▶ THE REQUEST
Whenever a line below holds the word "name", copy that line.

━━ LISTED ENTRIES ━━

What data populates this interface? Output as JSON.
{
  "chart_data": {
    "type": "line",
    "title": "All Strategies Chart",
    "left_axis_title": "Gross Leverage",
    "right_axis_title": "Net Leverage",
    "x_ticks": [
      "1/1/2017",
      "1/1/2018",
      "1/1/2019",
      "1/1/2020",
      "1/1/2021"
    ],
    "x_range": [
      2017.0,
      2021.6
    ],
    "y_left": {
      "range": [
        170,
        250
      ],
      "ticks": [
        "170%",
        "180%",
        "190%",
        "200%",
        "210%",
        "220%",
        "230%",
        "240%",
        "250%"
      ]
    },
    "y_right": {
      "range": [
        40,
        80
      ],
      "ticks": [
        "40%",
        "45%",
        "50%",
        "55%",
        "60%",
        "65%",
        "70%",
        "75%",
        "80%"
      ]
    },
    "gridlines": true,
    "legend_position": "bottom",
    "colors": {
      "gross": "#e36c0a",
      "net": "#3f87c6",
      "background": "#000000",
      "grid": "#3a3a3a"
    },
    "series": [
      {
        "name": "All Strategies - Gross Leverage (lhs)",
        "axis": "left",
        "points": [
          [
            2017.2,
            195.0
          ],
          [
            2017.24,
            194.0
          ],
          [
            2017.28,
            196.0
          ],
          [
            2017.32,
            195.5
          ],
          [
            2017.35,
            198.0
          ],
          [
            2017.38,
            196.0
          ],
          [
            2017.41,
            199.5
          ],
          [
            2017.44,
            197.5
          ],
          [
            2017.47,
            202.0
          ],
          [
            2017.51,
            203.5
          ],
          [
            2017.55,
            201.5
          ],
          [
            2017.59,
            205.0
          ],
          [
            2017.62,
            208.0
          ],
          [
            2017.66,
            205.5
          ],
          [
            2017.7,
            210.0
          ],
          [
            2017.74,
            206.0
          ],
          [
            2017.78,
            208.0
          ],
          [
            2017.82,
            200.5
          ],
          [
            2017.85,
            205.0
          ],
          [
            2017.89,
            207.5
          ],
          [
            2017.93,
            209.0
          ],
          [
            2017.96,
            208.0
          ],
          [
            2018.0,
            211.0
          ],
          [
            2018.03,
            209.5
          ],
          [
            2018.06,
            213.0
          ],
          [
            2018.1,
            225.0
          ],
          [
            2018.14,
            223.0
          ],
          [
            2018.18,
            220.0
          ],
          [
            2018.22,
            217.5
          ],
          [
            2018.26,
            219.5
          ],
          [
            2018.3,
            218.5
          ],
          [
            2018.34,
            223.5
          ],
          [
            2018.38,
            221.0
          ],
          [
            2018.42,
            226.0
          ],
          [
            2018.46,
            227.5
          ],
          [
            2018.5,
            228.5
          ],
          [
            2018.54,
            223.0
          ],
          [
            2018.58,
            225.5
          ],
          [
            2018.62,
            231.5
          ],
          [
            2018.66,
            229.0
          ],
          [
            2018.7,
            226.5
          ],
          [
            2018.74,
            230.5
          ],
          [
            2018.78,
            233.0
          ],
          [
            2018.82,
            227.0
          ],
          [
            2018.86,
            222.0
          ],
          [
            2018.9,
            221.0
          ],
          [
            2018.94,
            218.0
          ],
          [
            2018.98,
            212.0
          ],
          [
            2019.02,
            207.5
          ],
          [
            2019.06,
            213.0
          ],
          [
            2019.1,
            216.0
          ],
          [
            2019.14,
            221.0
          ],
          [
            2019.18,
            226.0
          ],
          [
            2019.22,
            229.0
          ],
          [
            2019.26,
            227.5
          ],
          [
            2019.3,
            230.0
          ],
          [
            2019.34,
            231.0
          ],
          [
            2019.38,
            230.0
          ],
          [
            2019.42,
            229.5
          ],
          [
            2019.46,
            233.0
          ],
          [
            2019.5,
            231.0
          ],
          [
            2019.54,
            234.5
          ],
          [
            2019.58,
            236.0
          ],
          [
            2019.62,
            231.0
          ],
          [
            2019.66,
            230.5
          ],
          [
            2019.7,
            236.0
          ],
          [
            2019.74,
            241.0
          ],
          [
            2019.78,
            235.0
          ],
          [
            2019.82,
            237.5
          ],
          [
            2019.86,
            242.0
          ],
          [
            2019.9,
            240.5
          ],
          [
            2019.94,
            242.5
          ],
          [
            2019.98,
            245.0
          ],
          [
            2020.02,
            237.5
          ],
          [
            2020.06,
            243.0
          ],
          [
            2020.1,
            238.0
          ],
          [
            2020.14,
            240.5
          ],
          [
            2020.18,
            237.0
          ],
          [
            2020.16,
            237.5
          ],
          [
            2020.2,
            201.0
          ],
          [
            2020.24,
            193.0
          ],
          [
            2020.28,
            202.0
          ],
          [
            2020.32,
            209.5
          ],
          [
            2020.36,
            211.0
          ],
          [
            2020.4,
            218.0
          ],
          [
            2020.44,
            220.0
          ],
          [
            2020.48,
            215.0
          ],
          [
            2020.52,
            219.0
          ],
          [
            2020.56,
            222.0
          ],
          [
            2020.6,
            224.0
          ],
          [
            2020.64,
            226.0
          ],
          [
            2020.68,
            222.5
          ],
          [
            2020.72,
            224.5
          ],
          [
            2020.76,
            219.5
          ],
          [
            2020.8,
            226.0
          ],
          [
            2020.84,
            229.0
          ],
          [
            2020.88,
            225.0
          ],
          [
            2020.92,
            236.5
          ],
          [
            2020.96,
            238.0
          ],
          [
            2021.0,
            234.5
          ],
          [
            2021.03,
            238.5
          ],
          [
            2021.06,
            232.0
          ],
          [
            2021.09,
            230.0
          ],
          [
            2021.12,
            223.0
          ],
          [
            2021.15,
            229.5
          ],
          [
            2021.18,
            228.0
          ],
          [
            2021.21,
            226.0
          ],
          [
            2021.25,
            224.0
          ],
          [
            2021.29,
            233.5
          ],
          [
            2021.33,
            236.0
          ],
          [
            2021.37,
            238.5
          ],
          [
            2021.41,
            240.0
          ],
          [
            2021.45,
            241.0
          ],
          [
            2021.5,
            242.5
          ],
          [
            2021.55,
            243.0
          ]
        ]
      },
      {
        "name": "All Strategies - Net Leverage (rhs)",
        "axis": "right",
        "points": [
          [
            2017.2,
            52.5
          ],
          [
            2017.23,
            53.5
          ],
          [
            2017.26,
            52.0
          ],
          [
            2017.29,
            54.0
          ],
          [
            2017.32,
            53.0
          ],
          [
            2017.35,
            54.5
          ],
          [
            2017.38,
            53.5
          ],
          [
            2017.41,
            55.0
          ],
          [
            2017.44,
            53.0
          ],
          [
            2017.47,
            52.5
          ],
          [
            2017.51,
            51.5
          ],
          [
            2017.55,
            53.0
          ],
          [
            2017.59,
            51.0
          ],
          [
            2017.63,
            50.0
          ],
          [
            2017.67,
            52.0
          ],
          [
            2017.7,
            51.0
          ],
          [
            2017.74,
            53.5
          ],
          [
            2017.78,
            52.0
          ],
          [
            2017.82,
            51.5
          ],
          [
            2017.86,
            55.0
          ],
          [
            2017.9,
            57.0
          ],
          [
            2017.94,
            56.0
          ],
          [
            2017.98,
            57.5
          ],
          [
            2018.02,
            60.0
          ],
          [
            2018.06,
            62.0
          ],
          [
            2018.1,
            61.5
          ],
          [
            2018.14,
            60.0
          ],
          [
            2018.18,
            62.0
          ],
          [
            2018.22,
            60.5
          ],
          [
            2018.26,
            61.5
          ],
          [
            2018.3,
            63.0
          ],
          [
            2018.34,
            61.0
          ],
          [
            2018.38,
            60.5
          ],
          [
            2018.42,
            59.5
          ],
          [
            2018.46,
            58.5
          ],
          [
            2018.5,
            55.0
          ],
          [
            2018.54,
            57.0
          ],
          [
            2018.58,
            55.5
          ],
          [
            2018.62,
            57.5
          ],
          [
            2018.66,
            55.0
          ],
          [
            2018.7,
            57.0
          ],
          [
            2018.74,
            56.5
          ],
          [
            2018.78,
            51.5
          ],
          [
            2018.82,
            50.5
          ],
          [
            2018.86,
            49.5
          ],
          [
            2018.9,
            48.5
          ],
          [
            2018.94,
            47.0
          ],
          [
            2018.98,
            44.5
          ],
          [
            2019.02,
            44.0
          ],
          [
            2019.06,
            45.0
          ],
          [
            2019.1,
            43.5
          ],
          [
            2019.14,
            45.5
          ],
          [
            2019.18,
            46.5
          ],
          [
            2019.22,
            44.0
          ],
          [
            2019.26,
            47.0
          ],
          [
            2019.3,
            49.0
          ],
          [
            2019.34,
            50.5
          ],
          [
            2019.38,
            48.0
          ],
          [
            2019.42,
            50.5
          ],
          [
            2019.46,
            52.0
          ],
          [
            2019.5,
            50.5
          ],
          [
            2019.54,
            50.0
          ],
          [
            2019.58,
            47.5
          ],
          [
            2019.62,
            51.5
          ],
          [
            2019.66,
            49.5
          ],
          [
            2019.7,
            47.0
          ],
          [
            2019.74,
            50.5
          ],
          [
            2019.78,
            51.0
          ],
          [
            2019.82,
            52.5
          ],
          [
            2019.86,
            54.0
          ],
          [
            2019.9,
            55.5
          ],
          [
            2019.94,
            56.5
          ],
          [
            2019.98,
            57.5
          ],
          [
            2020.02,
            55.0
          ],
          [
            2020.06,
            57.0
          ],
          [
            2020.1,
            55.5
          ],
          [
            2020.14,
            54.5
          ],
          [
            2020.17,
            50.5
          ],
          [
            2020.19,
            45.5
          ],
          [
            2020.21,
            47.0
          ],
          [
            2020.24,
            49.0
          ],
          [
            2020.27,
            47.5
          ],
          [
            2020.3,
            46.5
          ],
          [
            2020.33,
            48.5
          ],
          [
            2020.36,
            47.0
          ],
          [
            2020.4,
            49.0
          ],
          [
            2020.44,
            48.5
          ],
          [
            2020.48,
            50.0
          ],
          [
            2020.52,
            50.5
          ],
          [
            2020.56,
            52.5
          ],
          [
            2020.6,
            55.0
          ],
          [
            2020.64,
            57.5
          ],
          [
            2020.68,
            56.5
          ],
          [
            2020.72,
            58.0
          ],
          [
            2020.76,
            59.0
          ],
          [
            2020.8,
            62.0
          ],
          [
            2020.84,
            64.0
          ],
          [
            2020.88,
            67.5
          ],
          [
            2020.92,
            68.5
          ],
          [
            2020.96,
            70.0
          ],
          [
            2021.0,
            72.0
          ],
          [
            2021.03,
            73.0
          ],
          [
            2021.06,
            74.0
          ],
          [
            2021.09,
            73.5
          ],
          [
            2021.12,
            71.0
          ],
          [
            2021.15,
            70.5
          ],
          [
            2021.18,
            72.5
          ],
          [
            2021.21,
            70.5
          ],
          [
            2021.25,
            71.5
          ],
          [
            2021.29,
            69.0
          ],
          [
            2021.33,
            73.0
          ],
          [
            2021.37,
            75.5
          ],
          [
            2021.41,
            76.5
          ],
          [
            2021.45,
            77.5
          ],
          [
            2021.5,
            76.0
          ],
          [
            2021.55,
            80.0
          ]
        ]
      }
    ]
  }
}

━━━

▶ OUTPUT FOR THIS TASK
        "name": "All Strategies - Gross Leverage (lhs)",
        "name": "All Strategies - Net Leverage (rhs)",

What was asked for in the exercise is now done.